Stored records
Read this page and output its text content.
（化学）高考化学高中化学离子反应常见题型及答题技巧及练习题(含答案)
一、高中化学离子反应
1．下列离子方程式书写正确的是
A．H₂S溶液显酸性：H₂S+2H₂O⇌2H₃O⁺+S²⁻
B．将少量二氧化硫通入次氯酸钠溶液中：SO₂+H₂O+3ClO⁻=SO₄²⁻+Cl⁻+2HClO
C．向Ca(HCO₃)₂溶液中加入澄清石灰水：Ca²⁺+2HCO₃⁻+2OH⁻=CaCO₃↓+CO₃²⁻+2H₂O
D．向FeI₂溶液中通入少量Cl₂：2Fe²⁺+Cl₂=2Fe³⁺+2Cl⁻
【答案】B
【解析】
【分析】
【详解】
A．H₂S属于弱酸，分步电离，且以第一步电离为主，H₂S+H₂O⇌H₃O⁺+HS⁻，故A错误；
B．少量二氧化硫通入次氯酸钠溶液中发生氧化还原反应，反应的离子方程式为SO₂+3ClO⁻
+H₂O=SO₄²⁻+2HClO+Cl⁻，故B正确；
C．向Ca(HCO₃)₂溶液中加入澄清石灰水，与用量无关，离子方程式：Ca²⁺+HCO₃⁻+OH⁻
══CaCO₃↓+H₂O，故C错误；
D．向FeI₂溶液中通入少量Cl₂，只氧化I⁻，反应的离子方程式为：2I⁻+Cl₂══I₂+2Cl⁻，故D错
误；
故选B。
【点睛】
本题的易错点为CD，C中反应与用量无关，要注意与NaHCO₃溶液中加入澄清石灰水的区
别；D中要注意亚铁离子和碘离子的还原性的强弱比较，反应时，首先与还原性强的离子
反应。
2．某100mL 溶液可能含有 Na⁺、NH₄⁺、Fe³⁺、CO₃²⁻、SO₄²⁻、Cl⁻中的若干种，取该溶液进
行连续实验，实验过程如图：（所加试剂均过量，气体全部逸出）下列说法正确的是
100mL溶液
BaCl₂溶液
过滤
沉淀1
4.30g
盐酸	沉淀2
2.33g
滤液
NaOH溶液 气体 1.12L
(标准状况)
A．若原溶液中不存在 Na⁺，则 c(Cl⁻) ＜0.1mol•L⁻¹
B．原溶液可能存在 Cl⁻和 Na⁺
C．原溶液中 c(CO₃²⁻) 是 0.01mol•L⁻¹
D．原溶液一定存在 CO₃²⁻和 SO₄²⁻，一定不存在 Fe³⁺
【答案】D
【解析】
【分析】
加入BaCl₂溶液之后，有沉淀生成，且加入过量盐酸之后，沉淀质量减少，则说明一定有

**Problem statement**
Reproduce the material exactly, with every line intact.

**Correct result**
Read this page and output its text content.
（化学）高考化学高中化学离子反应常见题型及答题技巧及练习题(含答案)
一、高中化学离子反应
1．下列离子方程式书写正确的是
A．H₂S溶液显酸性：H₂S+2H₂O⇌2H₃O⁺+S²⁻
B．将少量二氧化硫通入次氯酸钠溶液中：SO₂+H₂O+3ClO⁻=SO₄²⁻+Cl⁻+2HClO
C．向Ca(HCO₃)₂溶液中加入澄清石灰水：Ca²⁺+2HCO₃⁻+2OH⁻=CaCO₃↓+CO₃²⁻+2H₂O
D．向FeI₂溶液中通入少量Cl₂：2Fe²⁺+Cl₂=2Fe³⁺+2Cl⁻
【答案】B
【解析】
【分析】
【详解】
A．H₂S属于弱酸，分步电离，且以第一步电离为主，H₂S+H₂O⇌H₃O⁺+HS⁻，故A错误；
B．少量二氧化硫通入次氯酸钠溶液中发生氧化还原反应，反应的离子方程式为SO₂+3ClO⁻
+H₂O=SO₄²⁻+2HClO+Cl⁻，故B正确；
C．向Ca(HCO₃)₂溶液中加入澄清石灰水，与用量无关，离子方程式：Ca²⁺+HCO₃⁻+OH⁻
══CaCO₃↓+H₂O，故C错误；
D．向FeI₂溶液中通入少量Cl₂，只氧化I⁻，反应的离子方程式为：2I⁻+Cl₂══I₂+2Cl⁻，故D错
误；
故选B。
【点睛】
本题的易错点为CD，C中反应与用量无关，要注意与NaHCO₃溶液中加入澄清石灰水的区
别；D中要注意亚铁离子和碘离子的还原性的强弱比较，反应时，首先与还原性强的离子
反应。
2．某100mL 溶液可能含有 Na⁺、NH₄⁺、Fe³⁺、CO₃²⁻、SO₄²⁻、Cl⁻中的若干种，取该溶液进
行连续实验，实验过程如图：（所加试剂均过量，气体全部逸出）下列说法正确的是
100mL溶液
BaCl₂溶液
过滤
沉淀1
4.30g
盐酸	沉淀2
2.33g
滤液
NaOH溶液 气体 1.12L
(标准状况)
A．若原溶液中不存在 Na⁺，则 c(Cl⁻) ＜0.1mol•L⁻¹
B．原溶液可能存在 Cl⁻和 Na⁺
C．原溶液中 c(CO₃²⁻) 是 0.01mol•L⁻¹
D．原溶液一定存在 CO₃²⁻和 SO₄²⁻，一定不存在 Fe³⁺
【答案】D
【解析】
【分析】
加入BaCl₂溶液之后，有沉淀生成，且加入过量盐酸之后，沉淀质量减少，则说明一定有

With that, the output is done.